TASK REQUIREMENTS>
Each record below is to be copied word for word, with pictures removed.

==== INFORMATION GIVEN ====

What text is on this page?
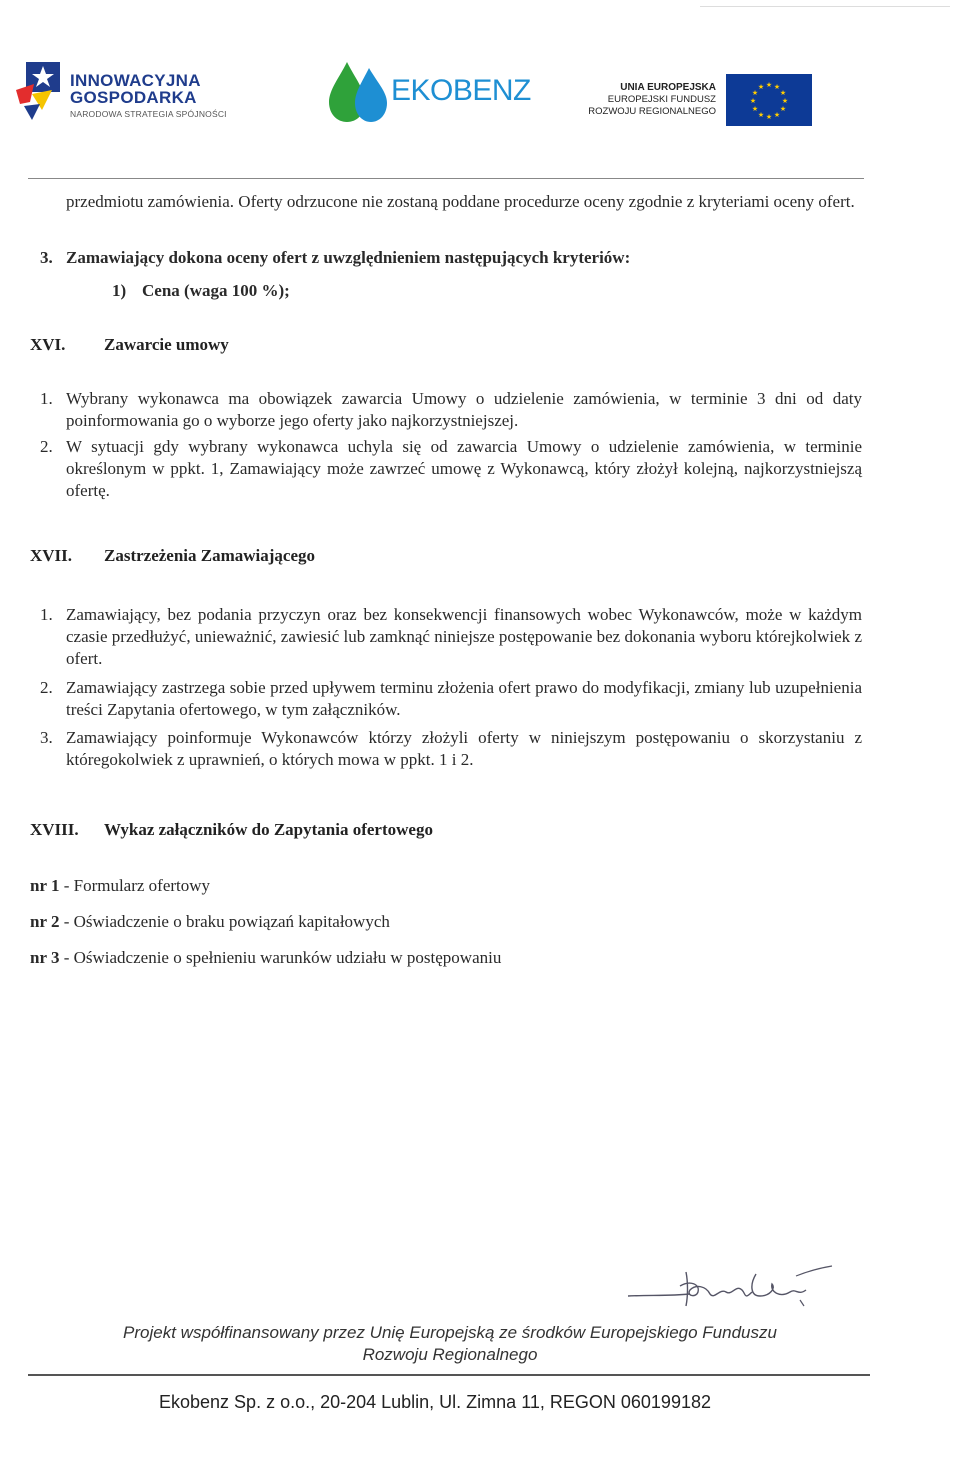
INNOWACYJNA
GOSPODARKA
NARODOWA STRATEGIA SPÓJNOŚCI
EKOBENZ	UNIA EUROPEJSKA
EUROPEJSKI FUNDUSZ
ROZWOJU REGIONALNEGO
★ ★
★
★
★
★
★
★
★
★
★
★
przedmiotu zamówienia. Oferty odrzucone nie zostaną poddane procedurze oceny zgodnie z kryteriami oceny ofert.
3. Zamawiający dokona oceny ofert z uwzględnieniem następujących kryteriów:
1) Cena (waga 100 %);
XVI. Zawarcie umowy
1. Wybrany wykonawca ma obowiązek zawarcia Umowy o udzielenie zamówienia, w terminie 3 dni od daty poinformowania go o wyborze jego oferty jako najkorzystniejszej.
2. W sytuacji gdy wybrany wykonawca uchyla się od zawarcia Umowy o udzielenie zamówienia, w terminie określonym w ppkt. 1, Zamawiający może zawrzeć umowę z Wykonawcą, który złożył kolejną, najkorzystniejszą ofertę.
XVII. Zastrzeżenia Zamawiającego
1. Zamawiający, bez podania przyczyn oraz bez konsekwencji finansowych wobec Wykonawców, może w każdym czasie przedłużyć, unieważnić, zawiesić lub zamknąć niniejsze postępowanie bez dokonania wyboru którejkolwiek z ofert.
2. Zamawiający zastrzega sobie przed upływem terminu złożenia ofert prawo do modyfikacji, zmiany lub uzupełnienia treści Zapytania ofertowego, w tym załączników.
3. Zamawiający poinformuje Wykonawców którzy złożyli oferty w niniejszym postępowaniu o skorzystaniu z któregokolwiek z uprawnień, o których mowa w ppkt. 1 i 2.
XVIII. Wykaz załączników do Zapytania ofertowego
nr 1 - Formularz ofertowy
nr 2 - Oświadczenie o braku powiązań kapitałowych
nr 3 - Oświadczenie o spełnieniu warunków udziału w postępowaniu
Projekt współfinansowany przez Unię Europejską ze środków Europejskiego Funduszu
Rozwoju Regionalnego
Ekobenz Sp. z o.o., 20-204 Lublin, Ul. Zimna 11, REGON 060199182
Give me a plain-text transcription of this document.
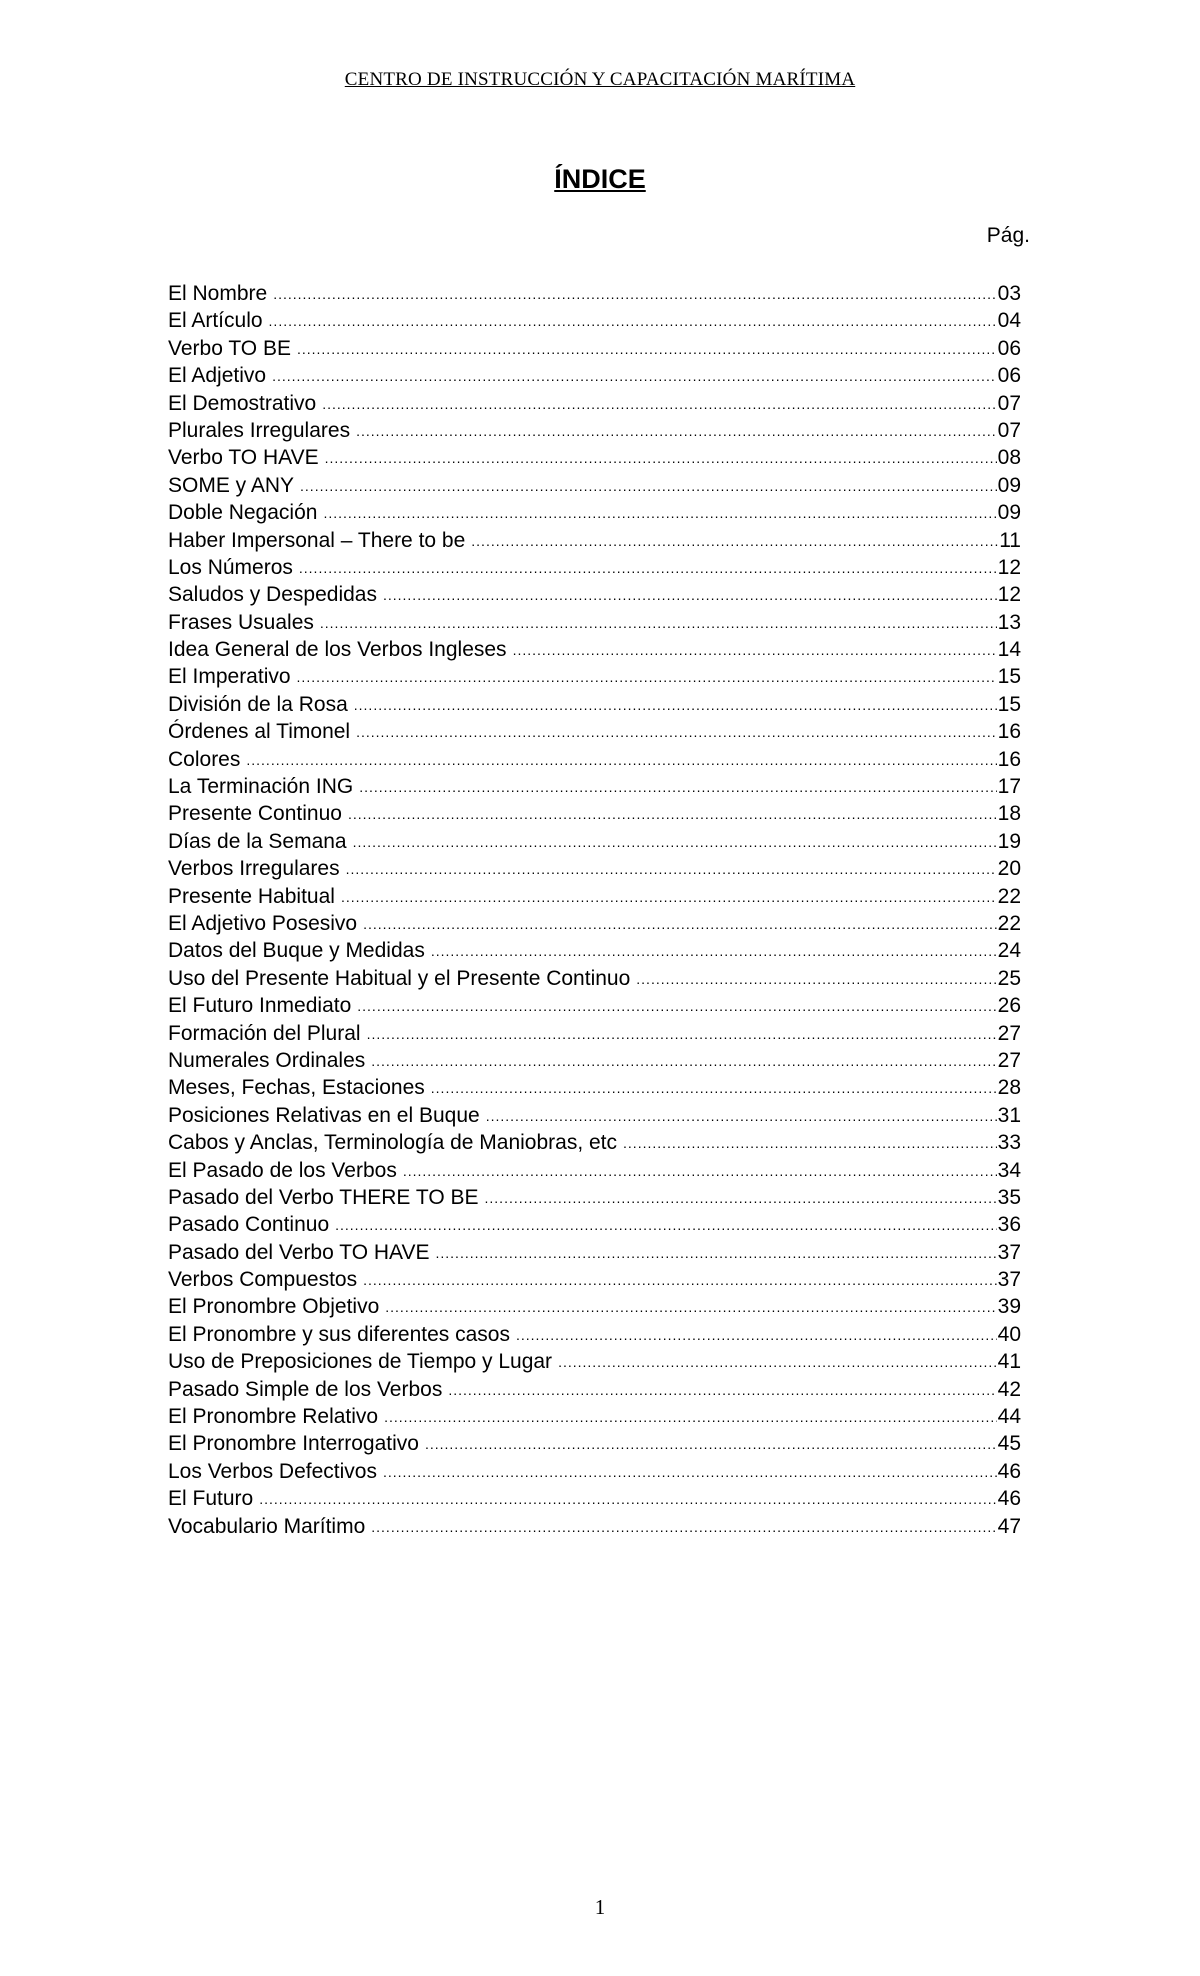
CENTRO DE INSTRUCCIÓN Y CAPACITACIÓN MARÍTIMA
ÍNDICE
Pág.
El Nombre .....	03
El Artículo .....	04
Verbo TO BE .....	06
El Adjetivo .....	06
El Demostrativo .....	07
Plurales Irregulares .....	07
Verbo TO HAVE .....	08
SOME y ANY .....	09
Doble Negación .....	09
Haber Impersonal – There to be .....	11
Los Números .....	12
Saludos y Despedidas .....	12
Frases Usuales .....	13
Idea General de los Verbos Ingleses .....	14
El Imperativo .....	15
División de la Rosa .....	15
Órdenes al Timonel .....	16
Colores .....	16
La Terminación ING .....	17
Presente Continuo .....	18
Días de la Semana .....	19
Verbos Irregulares .....	20
Presente Habitual .....	22
El Adjetivo Posesivo .....	22
Datos del Buque y Medidas .....	24
Uso del Presente Habitual y el Presente Continuo .....	25
El Futuro Inmediato .....	26
Formación del Plural .....	27
Numerales Ordinales .....	27
Meses, Fechas, Estaciones .....	28
Posiciones Relativas en el Buque .....	31
Cabos y Anclas, Terminología de Maniobras, etc .....	33
El Pasado de los Verbos .....	34
Pasado del Verbo THERE TO BE .....	35
Pasado Continuo .....	36
Pasado del Verbo TO HAVE .....	37
Verbos Compuestos .....	37
El Pronombre Objetivo .....	39
El Pronombre y sus diferentes casos .....	40
Uso de Preposiciones de Tiempo y Lugar .....	41
Pasado Simple de los Verbos .....	42
El Pronombre Relativo .....	44
El Pronombre Interrogativo .....	45
Los Verbos Defectivos .....	46
El Futuro .....	46
Vocabulario Marítimo .....	47
1
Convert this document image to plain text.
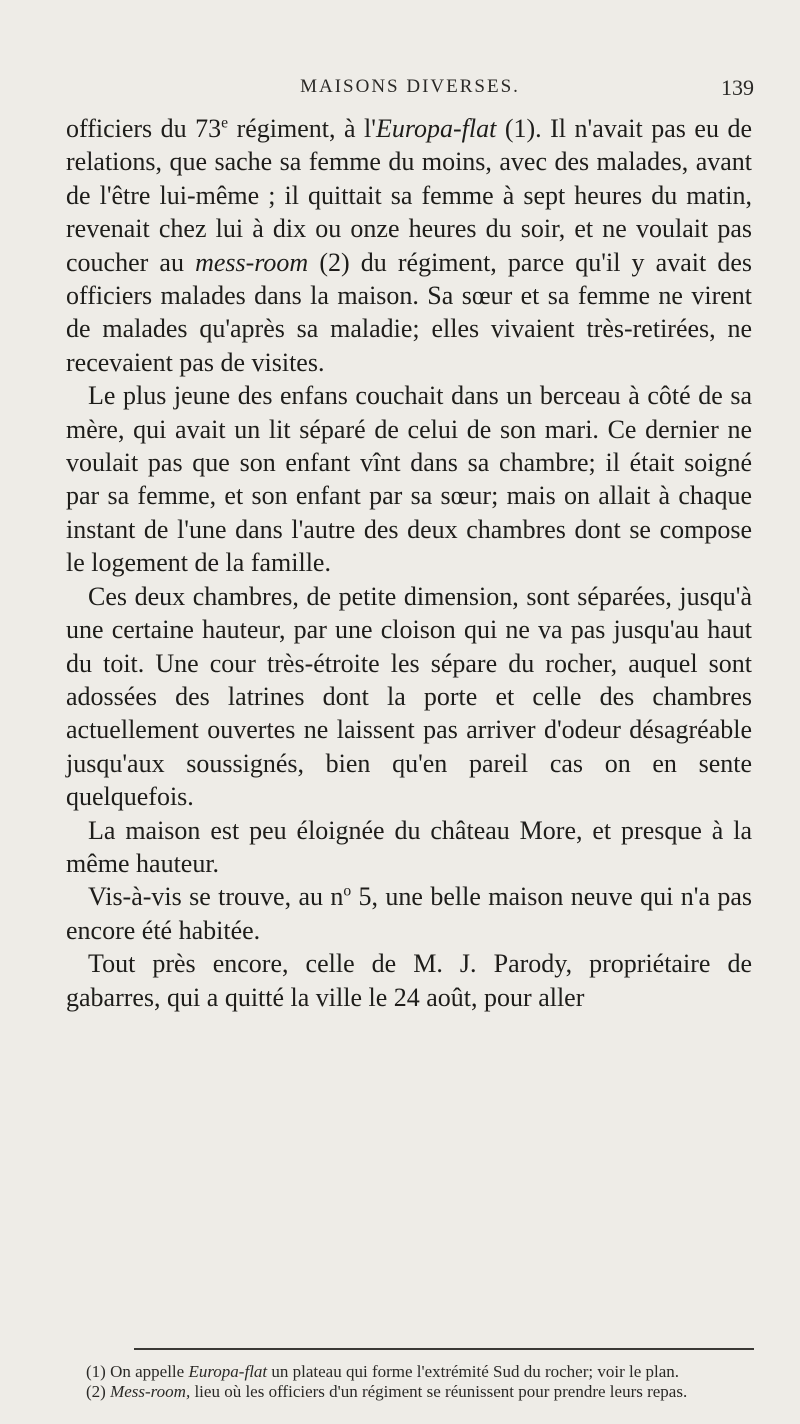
MAISONS DIVERSES.	139

officiers du 73e régiment, à l'Europa-flat (1). Il n'avait pas eu de relations, que sache sa femme du moins, avec des malades, avant de l'être lui-même ; il quittait sa femme à sept heures du matin, revenait chez lui à dix ou onze heures du soir, et ne voulait pas coucher au mess-room (2) du régiment, parce qu'il y avait des officiers malades dans la maison. Sa sœur et sa femme ne virent de malades qu'après sa maladie; elles vivaient très-retirées, ne recevaient pas de visites.

Le plus jeune des enfans couchait dans un berceau à côté de sa mère, qui avait un lit séparé de celui de son mari. Ce dernier ne voulait pas que son enfant vînt dans sa chambre; il était soigné par sa femme, et son enfant par sa sœur; mais on allait à chaque instant de l'une dans l'autre des deux chambres dont se compose le logement de la famille.

Ces deux chambres, de petite dimension, sont séparées, jusqu'à une certaine hauteur, par une cloison qui ne va pas jusqu'au haut du toit. Une cour très-étroite les sépare du rocher, auquel sont adossées des latrines dont la porte et celle des chambres actuellement ouvertes ne laissent pas arriver d'odeur désagréable jusqu'aux soussignés, bien qu'en pareil cas on en sente quelquefois.

La maison est peu éloignée du château More, et presque à la même hauteur.

Vis-à-vis se trouve, au $n^o$ 5, une belle maison neuve qui n'a pas encore été habitée.

Tout près encore, celle de M. J. Parody, propriétaire de gabarres, qui a quitté la ville le 24 août, pour aller

(1) On appelle Europa-flat un plateau qui forme l'extrémité Sud du rocher; voir le plan.

(2) Mess-room, lieu où les officiers d'un régiment se réunissent pour prendre leurs repas.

====

TASK RESPONSE>
What text is on this page?
INNOWACYJNA
GOSPODARKA
NARODOWA STRATEGIA SPÓJNOŚCI
EKOBENZ	UNIA EUROPEJSKA
EUROPEJSKI FUNDUSZ
ROZWOJU REGIONALNEGO
★ ★
★
★
★
★
★
★
★
★
★
★
przedmiotu zamówienia. Oferty odrzucone nie zostaną poddane procedurze oceny zgodnie z kryteriami oceny ofert.
3. Zamawiający dokona oceny ofert z uwzględnieniem następujących kryteriów:
1) Cena (waga 100 %);
XVI. Zawarcie umowy
1. Wybrany wykonawca ma obowiązek zawarcia Umowy o udzielenie zamówienia, w terminie 3 dni od daty poinformowania go o wyborze jego oferty jako najkorzystniejszej.
2. W sytuacji gdy wybrany wykonawca uchyla się od zawarcia Umowy o udzielenie zamówienia, w terminie określonym w ppkt. 1, Zamawiający może zawrzeć umowę z Wykonawcą, który złożył kolejną, najkorzystniejszą ofertę.
XVII. Zastrzeżenia Zamawiającego
1. Zamawiający, bez podania przyczyn oraz bez konsekwencji finansowych wobec Wykonawców, może w każdym czasie przedłużyć, unieważnić, zawiesić lub zamknąć niniejsze postępowanie bez dokonania wyboru którejkolwiek z ofert.
2. Zamawiający zastrzega sobie przed upływem terminu złożenia ofert prawo do modyfikacji, zmiany lub uzupełnienia treści Zapytania ofertowego, w tym załączników.
3. Zamawiający poinformuje Wykonawców którzy złożyli oferty w niniejszym postępowaniu o skorzystaniu z któregokolwiek z uprawnień, o których mowa w ppkt. 1 i 2.
XVIII. Wykaz załączników do Zapytania ofertowego
nr 1 - Formularz ofertowy
nr 2 - Oświadczenie o braku powiązań kapitałowych
nr 3 - Oświadczenie o spełnieniu warunków udziału w postępowaniu
Projekt współfinansowany przez Unię Europejską ze środków Europejskiego Funduszu
Rozwoju Regionalnego
Ekobenz Sp. z o.o., 20-204 Lublin, Ul. Zimna 11, REGON 060199182
Give me a plain-text transcription of this document.
CENTRO DE INSTRUCCIÓN Y CAPACITACIÓN MARÍTIMA
ÍNDICE
Pág.
El Nombre .....	03
El Artículo .....	04
Verbo TO BE .....	06
El Adjetivo .....	06
El Demostrativo .....	07
Plurales Irregulares .....	07
Verbo TO HAVE .....	08
SOME y ANY .....	09
Doble Negación .....	09
Haber Impersonal – There to be .....	11
Los Números .....	12
Saludos y Despedidas .....	12
Frases Usuales .....	13
Idea General de los Verbos Ingleses .....	14
El Imperativo .....	15
División de la Rosa .....	15
Órdenes al Timonel .....	16
Colores .....	16
La Terminación ING .....	17
Presente Continuo .....	18
Días de la Semana .....	19
Verbos Irregulares .....	20
Presente Habitual .....	22
El Adjetivo Posesivo .....	22
Datos del Buque y Medidas .....	24
Uso del Presente Habitual y el Presente Continuo .....	25
El Futuro Inmediato .....	26
Formación del Plural .....	27
Numerales Ordinales .....	27
Meses, Fechas, Estaciones .....	28
Posiciones Relativas en el Buque .....	31
Cabos y Anclas, Terminología de Maniobras, etc .....	33
El Pasado de los Verbos .....	34
Pasado del Verbo THERE TO BE .....	35
Pasado Continuo .....	36
Pasado del Verbo TO HAVE .....	37
Verbos Compuestos .....	37
El Pronombre Objetivo .....	39
El Pronombre y sus diferentes casos .....	40
Uso de Preposiciones de Tiempo y Lugar .....	41
Pasado Simple de los Verbos .....	42
El Pronombre Relativo .....	44
El Pronombre Interrogativo .....	45
Los Verbos Defectivos .....	46
El Futuro .....	46
Vocabulario Marítimo .....	47
1
Convert this document image to plain text.
MAISONS DIVERSES.	139

officiers du 73e régiment, à l'Europa-flat (1). Il n'avait pas eu de relations, que sache sa femme du moins, avec des malades, avant de l'être lui-même ; il quittait sa femme à sept heures du matin, revenait chez lui à dix ou onze heures du soir, et ne voulait pas coucher au mess-room (2) du régiment, parce qu'il y avait des officiers malades dans la maison. Sa sœur et sa femme ne virent de malades qu'après sa maladie; elles vivaient très-retirées, ne recevaient pas de visites.

Le plus jeune des enfans couchait dans un berceau à côté de sa mère, qui avait un lit séparé de celui de son mari. Ce dernier ne voulait pas que son enfant vînt dans sa chambre; il était soigné par sa femme, et son enfant par sa sœur; mais on allait à chaque instant de l'une dans l'autre des deux chambres dont se compose le logement de la famille.

Ces deux chambres, de petite dimension, sont séparées, jusqu'à une certaine hauteur, par une cloison qui ne va pas jusqu'au haut du toit. Une cour très-étroite les sépare du rocher, auquel sont adossées des latrines dont la porte et celle des chambres actuellement ouvertes ne laissent pas arriver d'odeur désagréable jusqu'aux soussignés, bien qu'en pareil cas on en sente quelquefois.

La maison est peu éloignée du château More, et presque à la même hauteur.

Vis-à-vis se trouve, au $n^o$ 5, une belle maison neuve qui n'a pas encore été habitée.

Tout près encore, celle de M. J. Parody, propriétaire de gabarres, qui a quitté la ville le 24 août, pour aller

(1) On appelle Europa-flat un plateau qui forme l'extrémité Sud du rocher; voir le plan.

(2) Mess-room, lieu où les officiers d'un régiment se réunissent pour prendre leurs repas.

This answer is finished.